#### Problem requirements
Extract all of the entries and give them again, word for word.

#### Supplied material
· · · · · · ·

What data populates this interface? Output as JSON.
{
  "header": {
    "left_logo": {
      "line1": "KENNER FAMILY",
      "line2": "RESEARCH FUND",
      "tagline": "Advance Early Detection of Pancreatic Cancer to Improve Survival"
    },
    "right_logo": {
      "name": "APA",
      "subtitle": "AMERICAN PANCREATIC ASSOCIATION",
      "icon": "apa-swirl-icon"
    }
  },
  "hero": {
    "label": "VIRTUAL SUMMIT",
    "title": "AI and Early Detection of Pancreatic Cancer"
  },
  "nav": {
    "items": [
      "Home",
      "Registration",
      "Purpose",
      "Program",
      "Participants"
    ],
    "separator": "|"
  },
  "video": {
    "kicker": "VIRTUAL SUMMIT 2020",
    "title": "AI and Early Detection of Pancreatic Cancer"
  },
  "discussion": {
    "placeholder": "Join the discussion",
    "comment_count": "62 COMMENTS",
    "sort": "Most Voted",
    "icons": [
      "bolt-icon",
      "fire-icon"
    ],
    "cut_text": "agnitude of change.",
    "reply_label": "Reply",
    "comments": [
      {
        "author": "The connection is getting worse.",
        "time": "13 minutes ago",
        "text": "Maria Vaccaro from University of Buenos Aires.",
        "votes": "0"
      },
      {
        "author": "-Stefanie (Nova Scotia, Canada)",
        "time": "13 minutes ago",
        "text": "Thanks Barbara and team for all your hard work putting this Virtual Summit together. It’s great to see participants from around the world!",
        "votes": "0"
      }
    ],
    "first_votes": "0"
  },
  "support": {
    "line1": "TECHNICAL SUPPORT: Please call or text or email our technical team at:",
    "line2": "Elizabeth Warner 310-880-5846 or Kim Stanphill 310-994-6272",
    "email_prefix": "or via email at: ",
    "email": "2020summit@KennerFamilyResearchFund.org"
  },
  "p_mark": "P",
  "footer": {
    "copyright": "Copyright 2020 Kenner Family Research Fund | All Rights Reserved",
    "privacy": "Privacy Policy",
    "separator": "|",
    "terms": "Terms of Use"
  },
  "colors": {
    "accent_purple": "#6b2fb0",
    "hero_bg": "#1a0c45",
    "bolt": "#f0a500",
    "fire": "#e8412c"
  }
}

· · · · · · ·

#### Problem solution
What data populates this interface? Output as JSON.
{
  "header": {
    "left_logo": {
      "line1": "KENNER FAMILY",
      "line2": "RESEARCH FUND",
      "tagline": "Advance Early Detection of Pancreatic Cancer to Improve Survival"
    },
    "right_logo": {
      "name": "APA",
      "subtitle": "AMERICAN PANCREATIC ASSOCIATION",
      "icon": "apa-swirl-icon"
    }
  },
  "hero": {
    "label": "VIRTUAL SUMMIT",
    "title": "AI and Early Detection of Pancreatic Cancer"
  },
  "nav": {
    "items": [
      "Home",
      "Registration",
      "Purpose",
      "Program",
      "Participants"
    ],
    "separator": "|"
  },
  "video": {
    "kicker": "VIRTUAL SUMMIT 2020",
    "title": "AI and Early Detection of Pancreatic Cancer"
  },
  "discussion": {
    "placeholder": "Join the discussion",
    "comment_count": "62 COMMENTS",
    "sort": "Most Voted",
    "icons": [
      "bolt-icon",
      "fire-icon"
    ],
    "cut_text": "agnitude of change.",
    "reply_label": "Reply",
    "comments": [
      {
        "author": "The connection is getting worse.",
        "time": "13 minutes ago",
        "text": "Maria Vaccaro from University of Buenos Aires.",
        "votes": "0"
      },
      {
        "author": "-Stefanie (Nova Scotia, Canada)",
        "time": "13 minutes ago",
        "text": "Thanks Barbara and team for all your hard work putting this Virtual Summit together. It’s great to see participants from around the world!",
        "votes": "0"
      }
    ],
    "first_votes": "0"
  },
  "support": {
    "line1": "TECHNICAL SUPPORT: Please call or text or email our technical team at:",
    "line2": "Elizabeth Warner 310-880-5846 or Kim Stanphill 310-994-6272",
    "email_prefix": "or via email at: ",
    "email": "2020summit@KennerFamilyResearchFund.org"
  },
  "p_mark": "P",
  "footer": {
    "copyright": "Copyright 2020 Kenner Family Research Fund | All Rights Reserved",
    "privacy": "Privacy Policy",
    "separator": "|",
    "terms": "Terms of Use"
  },
  "colors": {
    "accent_purple": "#6b2fb0",
    "hero_bg": "#1a0c45",
    "bolt": "#f0a500",
    "fire": "#e8412c"
  }
}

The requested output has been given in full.